Show every line in the data below that contains the string "HEALTH".

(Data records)
------------

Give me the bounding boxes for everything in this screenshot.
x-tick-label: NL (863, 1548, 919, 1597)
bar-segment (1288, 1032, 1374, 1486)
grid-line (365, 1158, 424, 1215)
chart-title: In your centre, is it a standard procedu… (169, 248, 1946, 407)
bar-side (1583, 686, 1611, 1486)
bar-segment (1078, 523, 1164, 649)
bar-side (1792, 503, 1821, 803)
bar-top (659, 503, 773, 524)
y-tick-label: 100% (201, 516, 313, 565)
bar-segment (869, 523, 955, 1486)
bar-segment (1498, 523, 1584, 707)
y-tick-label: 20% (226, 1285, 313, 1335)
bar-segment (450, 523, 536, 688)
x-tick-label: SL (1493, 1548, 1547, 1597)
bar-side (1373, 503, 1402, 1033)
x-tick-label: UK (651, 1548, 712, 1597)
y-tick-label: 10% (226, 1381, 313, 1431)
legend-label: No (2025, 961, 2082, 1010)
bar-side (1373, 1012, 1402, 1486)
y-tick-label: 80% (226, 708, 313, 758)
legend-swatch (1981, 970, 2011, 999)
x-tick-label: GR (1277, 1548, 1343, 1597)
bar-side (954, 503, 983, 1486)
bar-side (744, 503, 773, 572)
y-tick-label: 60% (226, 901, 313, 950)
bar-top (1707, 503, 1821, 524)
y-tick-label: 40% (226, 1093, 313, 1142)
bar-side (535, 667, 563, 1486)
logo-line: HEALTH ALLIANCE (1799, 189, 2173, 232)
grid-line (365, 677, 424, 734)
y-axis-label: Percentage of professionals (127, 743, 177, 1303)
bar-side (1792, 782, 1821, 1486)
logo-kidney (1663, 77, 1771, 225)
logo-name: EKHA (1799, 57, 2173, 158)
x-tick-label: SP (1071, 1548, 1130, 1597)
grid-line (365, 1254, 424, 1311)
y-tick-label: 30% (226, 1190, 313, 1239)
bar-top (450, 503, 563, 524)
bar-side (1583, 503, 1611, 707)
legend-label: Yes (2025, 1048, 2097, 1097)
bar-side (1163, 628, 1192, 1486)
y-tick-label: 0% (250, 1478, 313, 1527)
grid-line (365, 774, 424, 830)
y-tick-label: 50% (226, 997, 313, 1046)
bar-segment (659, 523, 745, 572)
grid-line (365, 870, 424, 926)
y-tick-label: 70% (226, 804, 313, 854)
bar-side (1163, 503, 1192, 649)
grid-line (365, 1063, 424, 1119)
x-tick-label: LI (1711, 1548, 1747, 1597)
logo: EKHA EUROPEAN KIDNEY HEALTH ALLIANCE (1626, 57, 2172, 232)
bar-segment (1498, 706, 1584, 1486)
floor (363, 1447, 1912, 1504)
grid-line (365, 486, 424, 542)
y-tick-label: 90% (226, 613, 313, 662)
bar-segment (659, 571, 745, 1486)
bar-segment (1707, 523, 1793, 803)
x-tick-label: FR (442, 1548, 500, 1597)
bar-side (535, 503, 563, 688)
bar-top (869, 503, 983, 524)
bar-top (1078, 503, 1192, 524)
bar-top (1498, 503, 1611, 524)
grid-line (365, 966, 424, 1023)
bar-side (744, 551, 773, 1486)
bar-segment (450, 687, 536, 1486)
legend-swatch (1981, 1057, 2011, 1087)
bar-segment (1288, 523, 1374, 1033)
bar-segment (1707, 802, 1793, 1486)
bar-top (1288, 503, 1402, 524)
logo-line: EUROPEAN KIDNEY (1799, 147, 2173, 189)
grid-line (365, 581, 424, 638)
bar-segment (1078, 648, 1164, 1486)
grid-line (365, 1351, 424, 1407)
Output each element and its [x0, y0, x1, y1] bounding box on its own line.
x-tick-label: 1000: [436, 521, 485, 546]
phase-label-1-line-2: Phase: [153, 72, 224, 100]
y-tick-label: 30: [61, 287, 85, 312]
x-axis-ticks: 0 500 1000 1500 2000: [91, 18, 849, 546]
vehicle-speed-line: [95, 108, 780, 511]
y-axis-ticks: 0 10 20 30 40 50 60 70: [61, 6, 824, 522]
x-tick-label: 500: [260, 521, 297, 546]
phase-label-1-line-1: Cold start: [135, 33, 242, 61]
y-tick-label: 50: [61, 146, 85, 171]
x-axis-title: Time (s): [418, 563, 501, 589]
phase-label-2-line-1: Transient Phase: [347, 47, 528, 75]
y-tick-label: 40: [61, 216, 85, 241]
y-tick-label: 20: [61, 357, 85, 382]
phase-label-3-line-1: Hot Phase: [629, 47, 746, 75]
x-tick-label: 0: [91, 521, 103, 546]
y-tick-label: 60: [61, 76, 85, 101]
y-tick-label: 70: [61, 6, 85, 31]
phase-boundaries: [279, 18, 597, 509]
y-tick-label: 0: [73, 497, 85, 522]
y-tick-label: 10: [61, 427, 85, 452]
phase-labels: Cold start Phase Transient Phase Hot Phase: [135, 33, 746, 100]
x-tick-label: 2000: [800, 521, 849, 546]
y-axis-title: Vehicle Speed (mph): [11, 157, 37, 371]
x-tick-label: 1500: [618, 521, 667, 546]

------------

> [The completed task]:
logo-line: HEALTH ALLIANCE (1799, 189, 2173, 232)
logo: EKHA EUROPEAN KIDNEY HEALTH ALLIANCE (1626, 57, 2172, 232)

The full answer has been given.